Wherever "name" appears in a line, list that line.

## Given records
- - - - - - -
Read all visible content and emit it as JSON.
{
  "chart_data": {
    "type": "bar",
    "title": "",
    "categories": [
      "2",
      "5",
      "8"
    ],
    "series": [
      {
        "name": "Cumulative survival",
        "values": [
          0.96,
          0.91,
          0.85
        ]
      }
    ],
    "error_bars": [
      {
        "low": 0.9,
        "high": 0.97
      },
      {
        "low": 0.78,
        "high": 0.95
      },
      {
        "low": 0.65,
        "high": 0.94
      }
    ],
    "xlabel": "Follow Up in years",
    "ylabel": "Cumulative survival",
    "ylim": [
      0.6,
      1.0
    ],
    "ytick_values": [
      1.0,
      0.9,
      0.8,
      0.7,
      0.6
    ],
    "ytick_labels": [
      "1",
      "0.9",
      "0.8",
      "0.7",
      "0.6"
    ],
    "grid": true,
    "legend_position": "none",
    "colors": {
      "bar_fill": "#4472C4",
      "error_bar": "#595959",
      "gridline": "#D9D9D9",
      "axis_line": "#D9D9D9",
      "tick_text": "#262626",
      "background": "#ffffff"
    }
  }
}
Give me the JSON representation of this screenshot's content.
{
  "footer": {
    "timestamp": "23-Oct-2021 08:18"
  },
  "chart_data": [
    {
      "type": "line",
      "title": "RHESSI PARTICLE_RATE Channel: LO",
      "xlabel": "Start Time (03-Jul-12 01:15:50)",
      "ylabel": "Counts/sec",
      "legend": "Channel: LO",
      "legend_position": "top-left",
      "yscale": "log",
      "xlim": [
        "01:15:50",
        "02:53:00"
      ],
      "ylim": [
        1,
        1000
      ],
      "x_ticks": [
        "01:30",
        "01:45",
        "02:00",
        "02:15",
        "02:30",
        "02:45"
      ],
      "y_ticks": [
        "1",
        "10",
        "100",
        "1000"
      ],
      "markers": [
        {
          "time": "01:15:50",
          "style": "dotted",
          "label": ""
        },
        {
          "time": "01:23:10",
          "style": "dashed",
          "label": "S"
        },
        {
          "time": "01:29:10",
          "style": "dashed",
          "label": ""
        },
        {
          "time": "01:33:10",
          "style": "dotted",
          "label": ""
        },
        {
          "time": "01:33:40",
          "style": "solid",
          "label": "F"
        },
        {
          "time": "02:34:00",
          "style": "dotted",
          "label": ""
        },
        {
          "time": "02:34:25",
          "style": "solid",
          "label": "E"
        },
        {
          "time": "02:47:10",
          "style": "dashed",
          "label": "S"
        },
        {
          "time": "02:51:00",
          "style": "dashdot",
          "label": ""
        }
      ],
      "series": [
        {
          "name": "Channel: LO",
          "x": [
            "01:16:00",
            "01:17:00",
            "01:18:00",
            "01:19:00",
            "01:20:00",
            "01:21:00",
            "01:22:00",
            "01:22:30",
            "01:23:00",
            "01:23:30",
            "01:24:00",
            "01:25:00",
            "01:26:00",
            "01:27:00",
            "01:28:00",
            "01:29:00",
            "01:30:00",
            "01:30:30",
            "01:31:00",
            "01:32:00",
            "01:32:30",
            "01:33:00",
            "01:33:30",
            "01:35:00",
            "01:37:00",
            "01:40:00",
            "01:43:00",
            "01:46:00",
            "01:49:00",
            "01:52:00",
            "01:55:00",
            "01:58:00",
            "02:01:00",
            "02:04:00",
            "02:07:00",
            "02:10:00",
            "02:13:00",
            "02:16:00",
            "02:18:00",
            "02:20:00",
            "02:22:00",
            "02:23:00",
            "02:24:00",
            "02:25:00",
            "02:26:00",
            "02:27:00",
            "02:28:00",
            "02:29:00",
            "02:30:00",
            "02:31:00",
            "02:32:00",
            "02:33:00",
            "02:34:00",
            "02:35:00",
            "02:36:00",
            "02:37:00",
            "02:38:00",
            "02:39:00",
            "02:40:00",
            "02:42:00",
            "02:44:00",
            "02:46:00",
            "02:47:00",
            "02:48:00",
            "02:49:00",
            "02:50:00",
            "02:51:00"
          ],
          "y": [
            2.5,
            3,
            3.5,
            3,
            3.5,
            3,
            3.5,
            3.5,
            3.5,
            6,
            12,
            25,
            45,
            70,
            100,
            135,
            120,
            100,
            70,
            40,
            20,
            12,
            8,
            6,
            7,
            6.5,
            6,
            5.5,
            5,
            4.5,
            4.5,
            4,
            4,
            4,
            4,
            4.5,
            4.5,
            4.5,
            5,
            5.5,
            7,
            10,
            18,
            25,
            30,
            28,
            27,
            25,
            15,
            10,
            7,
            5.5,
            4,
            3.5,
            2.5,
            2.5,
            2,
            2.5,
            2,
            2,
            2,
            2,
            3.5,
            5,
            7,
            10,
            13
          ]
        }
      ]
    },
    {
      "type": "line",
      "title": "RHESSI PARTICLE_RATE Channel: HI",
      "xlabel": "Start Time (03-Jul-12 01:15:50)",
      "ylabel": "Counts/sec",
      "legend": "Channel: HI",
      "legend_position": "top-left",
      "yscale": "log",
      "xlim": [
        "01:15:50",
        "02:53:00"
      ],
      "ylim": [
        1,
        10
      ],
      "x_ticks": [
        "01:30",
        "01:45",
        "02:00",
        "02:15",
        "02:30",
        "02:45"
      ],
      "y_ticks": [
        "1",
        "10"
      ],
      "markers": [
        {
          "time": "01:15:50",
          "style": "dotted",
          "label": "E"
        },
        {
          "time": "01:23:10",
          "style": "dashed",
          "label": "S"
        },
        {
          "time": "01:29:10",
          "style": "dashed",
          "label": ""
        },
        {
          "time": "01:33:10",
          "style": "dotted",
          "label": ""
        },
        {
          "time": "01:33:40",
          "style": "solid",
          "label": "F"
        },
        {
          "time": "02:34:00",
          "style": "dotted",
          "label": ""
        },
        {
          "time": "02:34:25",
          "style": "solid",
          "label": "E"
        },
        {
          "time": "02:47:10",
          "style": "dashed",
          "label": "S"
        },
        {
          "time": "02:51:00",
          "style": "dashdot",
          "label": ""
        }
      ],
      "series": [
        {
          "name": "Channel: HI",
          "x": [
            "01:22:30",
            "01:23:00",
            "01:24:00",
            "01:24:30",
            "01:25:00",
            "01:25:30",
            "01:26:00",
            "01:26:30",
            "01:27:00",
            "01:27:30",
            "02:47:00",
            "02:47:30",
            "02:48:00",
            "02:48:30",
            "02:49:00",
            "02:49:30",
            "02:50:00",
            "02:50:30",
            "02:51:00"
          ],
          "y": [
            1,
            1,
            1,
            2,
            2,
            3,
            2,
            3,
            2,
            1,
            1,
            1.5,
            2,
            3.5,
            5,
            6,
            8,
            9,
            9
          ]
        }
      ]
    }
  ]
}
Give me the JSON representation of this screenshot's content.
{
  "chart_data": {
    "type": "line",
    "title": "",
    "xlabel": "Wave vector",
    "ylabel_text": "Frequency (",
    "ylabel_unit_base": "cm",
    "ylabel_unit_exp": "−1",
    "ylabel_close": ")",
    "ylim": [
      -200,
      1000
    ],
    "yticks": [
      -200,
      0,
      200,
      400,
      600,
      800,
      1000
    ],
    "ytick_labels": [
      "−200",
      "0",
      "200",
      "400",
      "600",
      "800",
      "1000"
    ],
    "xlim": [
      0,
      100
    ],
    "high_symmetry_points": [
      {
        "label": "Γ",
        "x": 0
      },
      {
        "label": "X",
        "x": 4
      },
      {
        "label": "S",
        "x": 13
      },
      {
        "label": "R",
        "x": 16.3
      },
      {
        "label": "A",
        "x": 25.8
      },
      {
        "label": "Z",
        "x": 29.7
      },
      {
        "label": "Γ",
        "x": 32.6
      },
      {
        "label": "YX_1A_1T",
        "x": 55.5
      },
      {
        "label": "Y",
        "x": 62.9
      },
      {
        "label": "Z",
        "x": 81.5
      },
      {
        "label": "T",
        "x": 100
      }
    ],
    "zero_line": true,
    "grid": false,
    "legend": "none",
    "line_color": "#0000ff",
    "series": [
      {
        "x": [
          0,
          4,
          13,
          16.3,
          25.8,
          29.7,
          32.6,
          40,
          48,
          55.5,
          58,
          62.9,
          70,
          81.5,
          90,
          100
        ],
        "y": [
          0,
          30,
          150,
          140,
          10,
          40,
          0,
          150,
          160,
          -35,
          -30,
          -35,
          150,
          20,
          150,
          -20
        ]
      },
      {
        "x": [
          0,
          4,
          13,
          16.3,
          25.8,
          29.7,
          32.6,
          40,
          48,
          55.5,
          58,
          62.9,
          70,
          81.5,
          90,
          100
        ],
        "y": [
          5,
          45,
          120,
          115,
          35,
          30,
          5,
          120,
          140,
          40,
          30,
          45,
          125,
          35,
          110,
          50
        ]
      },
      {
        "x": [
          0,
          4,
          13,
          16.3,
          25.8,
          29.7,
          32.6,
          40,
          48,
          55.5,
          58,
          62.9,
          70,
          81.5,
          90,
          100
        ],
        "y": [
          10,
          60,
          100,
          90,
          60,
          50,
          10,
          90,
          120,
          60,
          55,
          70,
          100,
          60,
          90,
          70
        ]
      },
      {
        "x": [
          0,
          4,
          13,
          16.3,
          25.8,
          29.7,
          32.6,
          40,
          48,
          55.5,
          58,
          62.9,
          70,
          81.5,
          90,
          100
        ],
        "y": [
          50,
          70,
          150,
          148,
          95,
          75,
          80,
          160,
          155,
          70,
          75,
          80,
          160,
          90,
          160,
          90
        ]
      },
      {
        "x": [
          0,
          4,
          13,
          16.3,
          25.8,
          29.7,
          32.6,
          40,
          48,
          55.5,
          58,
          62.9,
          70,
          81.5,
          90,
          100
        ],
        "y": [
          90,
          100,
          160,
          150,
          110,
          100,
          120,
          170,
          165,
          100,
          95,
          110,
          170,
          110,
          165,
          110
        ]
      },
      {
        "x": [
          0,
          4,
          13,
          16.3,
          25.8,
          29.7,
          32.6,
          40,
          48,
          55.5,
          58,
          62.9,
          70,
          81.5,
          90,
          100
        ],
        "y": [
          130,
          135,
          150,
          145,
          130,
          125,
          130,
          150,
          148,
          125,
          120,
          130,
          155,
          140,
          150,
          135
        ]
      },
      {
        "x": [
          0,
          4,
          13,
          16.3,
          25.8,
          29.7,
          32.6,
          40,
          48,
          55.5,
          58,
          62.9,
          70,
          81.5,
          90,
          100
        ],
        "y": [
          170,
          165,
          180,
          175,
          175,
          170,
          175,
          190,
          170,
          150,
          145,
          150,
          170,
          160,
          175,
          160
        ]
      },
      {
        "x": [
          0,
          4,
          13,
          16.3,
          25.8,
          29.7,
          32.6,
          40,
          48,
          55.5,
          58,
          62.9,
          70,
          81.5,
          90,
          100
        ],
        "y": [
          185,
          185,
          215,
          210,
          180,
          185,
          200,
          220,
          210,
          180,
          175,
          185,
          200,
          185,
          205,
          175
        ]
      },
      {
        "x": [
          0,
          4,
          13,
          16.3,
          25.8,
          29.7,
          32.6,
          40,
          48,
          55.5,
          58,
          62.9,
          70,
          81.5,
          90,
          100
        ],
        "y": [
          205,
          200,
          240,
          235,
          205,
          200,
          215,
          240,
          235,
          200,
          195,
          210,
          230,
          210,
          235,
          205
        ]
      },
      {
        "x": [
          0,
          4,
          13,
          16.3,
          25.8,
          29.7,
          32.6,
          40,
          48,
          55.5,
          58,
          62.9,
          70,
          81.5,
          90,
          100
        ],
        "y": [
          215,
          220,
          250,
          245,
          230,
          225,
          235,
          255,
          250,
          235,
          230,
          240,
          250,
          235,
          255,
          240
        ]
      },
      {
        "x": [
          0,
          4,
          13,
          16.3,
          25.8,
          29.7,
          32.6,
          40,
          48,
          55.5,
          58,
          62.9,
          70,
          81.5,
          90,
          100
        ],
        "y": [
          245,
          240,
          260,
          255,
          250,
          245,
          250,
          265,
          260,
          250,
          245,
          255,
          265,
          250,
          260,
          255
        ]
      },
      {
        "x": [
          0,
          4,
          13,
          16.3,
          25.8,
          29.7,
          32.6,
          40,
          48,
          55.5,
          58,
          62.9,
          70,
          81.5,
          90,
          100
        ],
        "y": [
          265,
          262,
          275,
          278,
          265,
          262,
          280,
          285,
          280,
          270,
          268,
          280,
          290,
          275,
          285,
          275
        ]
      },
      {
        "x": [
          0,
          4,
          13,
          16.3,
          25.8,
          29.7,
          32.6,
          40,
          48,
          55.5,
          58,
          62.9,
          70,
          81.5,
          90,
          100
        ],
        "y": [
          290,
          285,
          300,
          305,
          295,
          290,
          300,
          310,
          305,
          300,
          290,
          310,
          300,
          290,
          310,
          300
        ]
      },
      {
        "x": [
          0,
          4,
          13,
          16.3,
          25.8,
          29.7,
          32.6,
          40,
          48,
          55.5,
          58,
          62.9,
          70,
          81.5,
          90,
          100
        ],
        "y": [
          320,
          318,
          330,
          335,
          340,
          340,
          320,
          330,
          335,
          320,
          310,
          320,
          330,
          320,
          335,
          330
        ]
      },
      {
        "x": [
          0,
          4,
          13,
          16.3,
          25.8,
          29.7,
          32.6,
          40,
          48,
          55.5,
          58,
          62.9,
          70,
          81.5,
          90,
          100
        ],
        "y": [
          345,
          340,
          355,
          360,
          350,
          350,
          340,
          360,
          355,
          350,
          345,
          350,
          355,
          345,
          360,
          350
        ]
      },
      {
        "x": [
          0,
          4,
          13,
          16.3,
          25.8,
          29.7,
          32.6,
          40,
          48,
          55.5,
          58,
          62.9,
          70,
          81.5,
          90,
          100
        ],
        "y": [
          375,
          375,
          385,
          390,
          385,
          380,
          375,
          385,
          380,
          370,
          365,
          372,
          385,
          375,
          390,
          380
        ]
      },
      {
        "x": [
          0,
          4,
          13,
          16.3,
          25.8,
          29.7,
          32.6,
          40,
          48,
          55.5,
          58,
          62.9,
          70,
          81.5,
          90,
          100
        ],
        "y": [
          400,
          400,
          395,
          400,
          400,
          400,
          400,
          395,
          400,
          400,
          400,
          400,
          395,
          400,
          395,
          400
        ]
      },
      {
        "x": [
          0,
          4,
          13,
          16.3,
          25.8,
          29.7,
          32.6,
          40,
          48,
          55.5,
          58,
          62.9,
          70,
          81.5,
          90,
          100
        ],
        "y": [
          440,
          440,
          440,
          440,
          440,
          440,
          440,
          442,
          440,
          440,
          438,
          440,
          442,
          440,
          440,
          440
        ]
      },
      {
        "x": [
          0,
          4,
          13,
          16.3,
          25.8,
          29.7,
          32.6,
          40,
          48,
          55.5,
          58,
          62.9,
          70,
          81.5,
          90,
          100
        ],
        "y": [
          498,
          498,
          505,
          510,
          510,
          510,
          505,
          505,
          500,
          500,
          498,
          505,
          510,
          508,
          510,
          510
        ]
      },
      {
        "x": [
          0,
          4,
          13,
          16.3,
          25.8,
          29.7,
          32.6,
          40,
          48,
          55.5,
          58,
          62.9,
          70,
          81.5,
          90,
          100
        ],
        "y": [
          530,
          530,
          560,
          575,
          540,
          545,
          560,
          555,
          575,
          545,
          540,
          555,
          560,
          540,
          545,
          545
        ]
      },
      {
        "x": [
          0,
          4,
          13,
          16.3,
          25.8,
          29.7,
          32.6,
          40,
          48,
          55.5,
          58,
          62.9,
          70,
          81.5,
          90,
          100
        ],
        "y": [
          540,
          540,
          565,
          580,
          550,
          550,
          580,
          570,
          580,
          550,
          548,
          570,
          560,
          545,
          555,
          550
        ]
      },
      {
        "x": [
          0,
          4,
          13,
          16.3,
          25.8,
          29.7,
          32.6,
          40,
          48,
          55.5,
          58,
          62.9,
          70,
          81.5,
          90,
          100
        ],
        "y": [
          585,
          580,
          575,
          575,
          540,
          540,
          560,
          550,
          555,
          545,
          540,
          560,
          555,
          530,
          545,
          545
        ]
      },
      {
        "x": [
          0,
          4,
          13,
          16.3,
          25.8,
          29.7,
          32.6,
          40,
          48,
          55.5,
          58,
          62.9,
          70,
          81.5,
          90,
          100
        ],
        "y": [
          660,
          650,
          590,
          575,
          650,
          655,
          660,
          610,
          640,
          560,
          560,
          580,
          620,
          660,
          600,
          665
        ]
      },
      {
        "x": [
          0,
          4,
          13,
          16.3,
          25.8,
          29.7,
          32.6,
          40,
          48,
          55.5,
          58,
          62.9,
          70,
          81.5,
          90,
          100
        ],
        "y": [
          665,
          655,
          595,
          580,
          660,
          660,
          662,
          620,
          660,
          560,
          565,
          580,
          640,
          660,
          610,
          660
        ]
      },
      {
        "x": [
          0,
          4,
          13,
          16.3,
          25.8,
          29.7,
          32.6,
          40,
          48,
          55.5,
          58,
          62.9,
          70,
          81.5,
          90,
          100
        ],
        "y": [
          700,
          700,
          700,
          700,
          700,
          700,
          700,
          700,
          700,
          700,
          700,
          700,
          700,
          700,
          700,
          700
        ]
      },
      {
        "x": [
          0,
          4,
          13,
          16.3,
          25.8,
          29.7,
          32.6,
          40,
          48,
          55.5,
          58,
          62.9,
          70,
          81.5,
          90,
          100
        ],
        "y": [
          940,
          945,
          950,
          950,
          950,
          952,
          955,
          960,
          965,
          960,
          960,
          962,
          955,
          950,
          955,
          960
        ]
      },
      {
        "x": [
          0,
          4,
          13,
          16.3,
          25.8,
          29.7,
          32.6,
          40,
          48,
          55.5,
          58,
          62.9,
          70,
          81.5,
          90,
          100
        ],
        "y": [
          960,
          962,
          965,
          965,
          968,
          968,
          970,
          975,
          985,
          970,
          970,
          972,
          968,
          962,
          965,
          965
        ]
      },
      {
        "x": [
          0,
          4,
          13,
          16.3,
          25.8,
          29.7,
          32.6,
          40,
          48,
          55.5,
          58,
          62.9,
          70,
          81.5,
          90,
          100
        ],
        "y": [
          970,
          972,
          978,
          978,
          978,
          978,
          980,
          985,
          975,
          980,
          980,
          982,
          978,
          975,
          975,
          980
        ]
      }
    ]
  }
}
- - - - - - -
## Exercise result
        "name": "Cumulative survival",
          "name": "Channel: LO",
          "name": "Channel: HI",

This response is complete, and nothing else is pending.